■ **DATA LISTING**
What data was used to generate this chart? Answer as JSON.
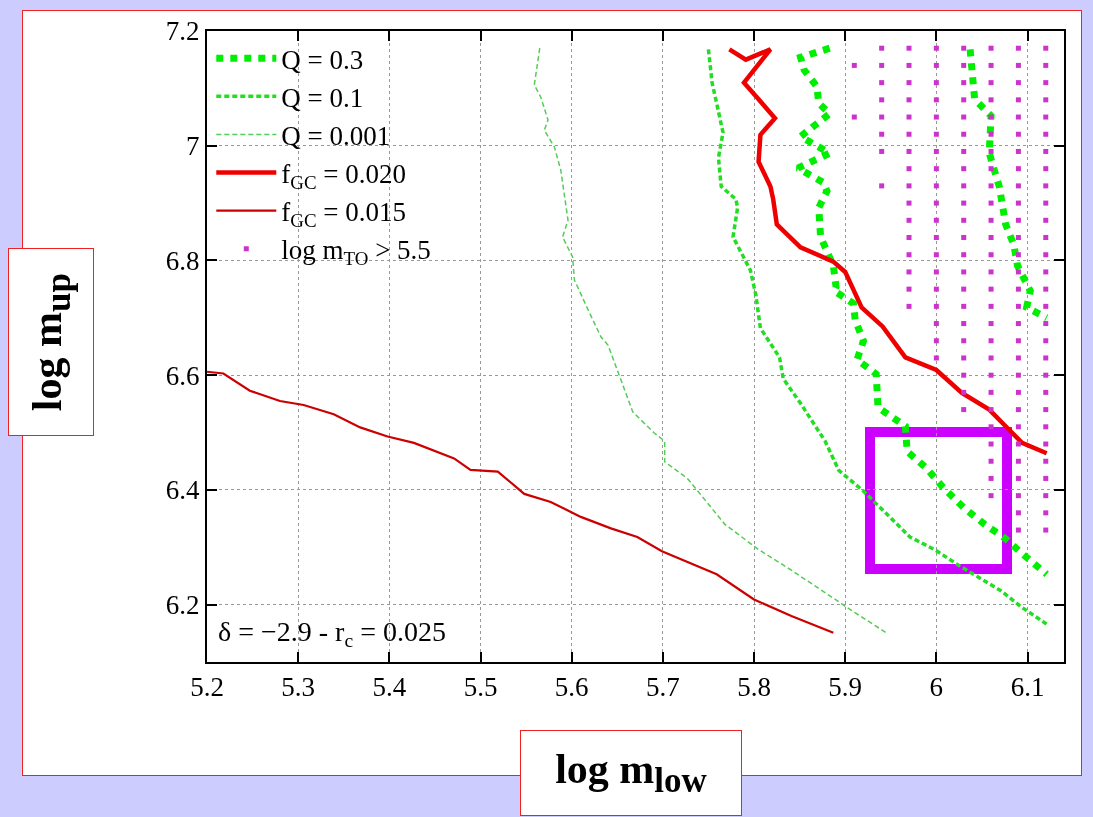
{
  "chart_data": {
    "type": "line",
    "xlabel": "log m$_{low}$",
    "ylabel": "log m$_{up}$",
    "xlim": [
      5.2,
      6.14
    ],
    "ylim": [
      6.1,
      7.2
    ],
    "xticks": [
      5.2,
      5.3,
      5.4,
      5.5,
      5.6,
      5.7,
      5.8,
      5.9,
      6,
      6.1
    ],
    "yticks": [
      6.2,
      6.4,
      6.6,
      6.8,
      7,
      7.2
    ],
    "grid": true,
    "legend": "top left",
    "annotations": [
      "δ = −2.9 - r$_{c}$ = 0.025"
    ],
    "series": [
      {
        "name": "Q = 0.3",
        "color": "#00ee00",
        "line_style": "dotted",
        "x": [
          5.883,
          5.851,
          5.855,
          5.869,
          5.871,
          5.883,
          5.851,
          5.883,
          5.848,
          5.876,
          5.88,
          5.871,
          5.873,
          5.887,
          5.89,
          5.888,
          5.909,
          5.911,
          5.92,
          5.913,
          5.934,
          5.936,
          5.966,
          5.968,
          5.989,
          6.007,
          6.03,
          6.053,
          6.076,
          6.094,
          6.121,
          null,
          6.037,
          6.042,
          6.06,
          6.058,
          6.069,
          6.076,
          6.085,
          6.089,
          6.103,
          6.099,
          6.121
        ],
        "values": [
          7.17,
          7.154,
          7.132,
          7.103,
          7.074,
          7.056,
          7.016,
          6.987,
          6.961,
          6.936,
          6.921,
          6.892,
          6.841,
          6.791,
          6.754,
          6.747,
          6.725,
          6.696,
          6.66,
          6.627,
          6.602,
          6.544,
          6.511,
          6.467,
          6.438,
          6.405,
          6.369,
          6.34,
          6.315,
          6.289,
          6.253,
          null,
          7.168,
          7.081,
          7.052,
          6.987,
          6.929,
          6.863,
          6.827,
          6.791,
          6.747,
          6.718,
          6.7
        ]
      },
      {
        "name": "Q = 0.1",
        "color": "#22dd22",
        "line_style": "dashed",
        "x": [
          5.75,
          5.754,
          5.759,
          5.766,
          5.761,
          5.764,
          5.78,
          5.782,
          5.777,
          5.796,
          5.802,
          5.807,
          5.828,
          5.832,
          5.851,
          5.878,
          5.893,
          5.92,
          5.943,
          5.971,
          5.998,
          6.026,
          6.071,
          6.094,
          6.121
        ],
        "values": [
          7.168,
          7.11,
          7.074,
          7.023,
          6.979,
          6.929,
          6.907,
          6.892,
          6.841,
          6.783,
          6.74,
          6.682,
          6.631,
          6.594,
          6.551,
          6.485,
          6.434,
          6.398,
          6.362,
          6.318,
          6.296,
          6.267,
          6.224,
          6.195,
          6.166
        ]
      },
      {
        "name": "Q = 0.001",
        "color": "#55cc55",
        "line_style": "dashed",
        "x": [
          5.565,
          5.559,
          5.566,
          5.574,
          5.57,
          5.581,
          5.588,
          5.596,
          5.59,
          5.601,
          5.603,
          5.618,
          5.632,
          5.64,
          5.667,
          5.69,
          5.702,
          5.702,
          5.727,
          5.768,
          5.805,
          5.841,
          5.892,
          5.902,
          5.945
        ],
        "values": [
          7.17,
          7.106,
          7.085,
          7.045,
          7.027,
          6.998,
          6.958,
          6.87,
          6.841,
          6.806,
          6.766,
          6.714,
          6.667,
          6.652,
          6.536,
          6.5,
          6.485,
          6.449,
          6.42,
          6.34,
          6.296,
          6.26,
          6.206,
          6.195,
          6.151
        ]
      },
      {
        "name": "f$_{GC}$ = 0.020",
        "color": "#ee0000",
        "line_style": "solid",
        "x": [
          5.773,
          5.791,
          5.818,
          5.789,
          5.805,
          5.823,
          5.807,
          5.805,
          5.818,
          5.821,
          5.825,
          5.851,
          5.887,
          5.9,
          5.918,
          5.941,
          5.966,
          6,
          6.028,
          6.058,
          6.076,
          6.094,
          6.121
        ],
        "values": [
          7.168,
          7.15,
          7.168,
          7.11,
          7.081,
          7.048,
          7.019,
          6.972,
          6.929,
          6.907,
          6.863,
          6.823,
          6.798,
          6.78,
          6.718,
          6.685,
          6.631,
          6.609,
          6.569,
          6.54,
          6.511,
          6.482,
          6.464
        ]
      },
      {
        "name": "f$_{GC}$ = 0.015",
        "color": "#cc0000",
        "line_style": "solid",
        "x": [
          5.2,
          5.218,
          5.247,
          5.28,
          5.306,
          5.339,
          5.368,
          5.398,
          5.427,
          5.471,
          5.489,
          5.519,
          5.548,
          5.577,
          5.61,
          5.643,
          5.672,
          5.699,
          5.759,
          5.8,
          5.841,
          5.887
        ],
        "values": [
          6.606,
          6.603,
          6.573,
          6.555,
          6.548,
          6.532,
          6.509,
          6.493,
          6.482,
          6.455,
          6.435,
          6.432,
          6.393,
          6.379,
          6.353,
          6.333,
          6.318,
          6.293,
          6.253,
          6.209,
          6.18,
          6.151
        ]
      },
      {
        "name": "log m$_{TO}$ > 5.5",
        "type": "scatter",
        "marker": "square",
        "color": "#cc33cc",
        "x": [
          5.91,
          5.91,
          5.94,
          5.94,
          5.94,
          5.94,
          5.94,
          5.94,
          5.94,
          5.94,
          5.97,
          5.97,
          5.97,
          5.97,
          5.97,
          5.97,
          5.97,
          5.97,
          5.97,
          5.97,
          5.97,
          5.97,
          5.97,
          5.97,
          5.97,
          5.97,
          6,
          6,
          6,
          6,
          6,
          6,
          6,
          6,
          6,
          6,
          6,
          6,
          6,
          6,
          6,
          6,
          6,
          6,
          6,
          6.03,
          6.03,
          6.03,
          6.03,
          6.03,
          6.03,
          6.03,
          6.03,
          6.03,
          6.03,
          6.03,
          6.03,
          6.03,
          6.03,
          6.03,
          6.03,
          6.03,
          6.03,
          6.03,
          6.03,
          6.03,
          6.03,
          6.06,
          6.06,
          6.06,
          6.06,
          6.06,
          6.06,
          6.06,
          6.06,
          6.06,
          6.06,
          6.06,
          6.06,
          6.06,
          6.06,
          6.06,
          6.06,
          6.06,
          6.06,
          6.06,
          6.06,
          6.06,
          6.06,
          6.06,
          6.06,
          6.06,
          6.06,
          6.06,
          6.09,
          6.09,
          6.09,
          6.09,
          6.09,
          6.09,
          6.09,
          6.09,
          6.09,
          6.09,
          6.09,
          6.09,
          6.09,
          6.09,
          6.09,
          6.09,
          6.09,
          6.09,
          6.09,
          6.09,
          6.09,
          6.09,
          6.09,
          6.09,
          6.09,
          6.09,
          6.09,
          6.09,
          6.09,
          6.12,
          6.12,
          6.12,
          6.12,
          6.12,
          6.12,
          6.12,
          6.12,
          6.12,
          6.12,
          6.12,
          6.12,
          6.12,
          6.12,
          6.12,
          6.12,
          6.12,
          6.12,
          6.12,
          6.12,
          6.12,
          6.12,
          6.12,
          6.12,
          6.12,
          6.12,
          6.12,
          6.12,
          6.12
        ],
        "values": [
          7.14,
          7.05,
          7.17,
          7.14,
          7.11,
          7.08,
          7.05,
          7.02,
          6.99,
          6.93,
          7.17,
          7.14,
          7.11,
          7.08,
          7.05,
          7.02,
          6.99,
          6.96,
          6.93,
          6.9,
          6.87,
          6.84,
          6.81,
          6.78,
          6.75,
          6.72,
          7.17,
          7.14,
          7.11,
          7.08,
          7.05,
          7.02,
          6.99,
          6.96,
          6.93,
          6.9,
          6.87,
          6.84,
          6.81,
          6.78,
          6.75,
          6.72,
          6.69,
          6.66,
          6.63,
          7.17,
          7.14,
          7.11,
          7.08,
          7.05,
          7.02,
          6.99,
          6.96,
          6.93,
          6.9,
          6.87,
          6.84,
          6.81,
          6.78,
          6.75,
          6.72,
          6.69,
          6.66,
          6.63,
          6.6,
          6.57,
          6.54,
          7.17,
          7.14,
          7.11,
          7.08,
          7.05,
          7.02,
          6.99,
          6.96,
          6.93,
          6.9,
          6.87,
          6.84,
          6.81,
          6.78,
          6.75,
          6.72,
          6.69,
          6.66,
          6.63,
          6.6,
          6.57,
          6.54,
          6.51,
          6.48,
          6.45,
          6.42,
          6.39,
          7.17,
          7.14,
          7.11,
          7.08,
          7.05,
          7.02,
          6.99,
          6.96,
          6.93,
          6.9,
          6.87,
          6.84,
          6.81,
          6.78,
          6.75,
          6.72,
          6.69,
          6.66,
          6.63,
          6.6,
          6.57,
          6.54,
          6.51,
          6.48,
          6.45,
          6.42,
          6.39,
          6.36,
          6.33,
          7.17,
          7.14,
          7.11,
          7.08,
          7.05,
          7.02,
          6.99,
          6.96,
          6.93,
          6.9,
          6.87,
          6.84,
          6.81,
          6.78,
          6.75,
          6.72,
          6.69,
          6.66,
          6.63,
          6.6,
          6.57,
          6.54,
          6.51,
          6.48,
          6.45,
          6.42,
          6.39,
          6.36,
          6.33
        ]
      }
    ]
  }
}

■ **WHAT YOU NEED TO DO**
Pull out each line containing the word "name" and copy it.

■ **RESULT FOR THIS EXERCISE**
        "name": "Q = 0.3",
        "name": "Q = 0.1",
        "name": "Q = 0.001",
        "name": "f$_{GC}$ = 0.020",
        "name": "f$_{GC}$ = 0.015",
        "name": "log m$_{TO}$ > 5.5",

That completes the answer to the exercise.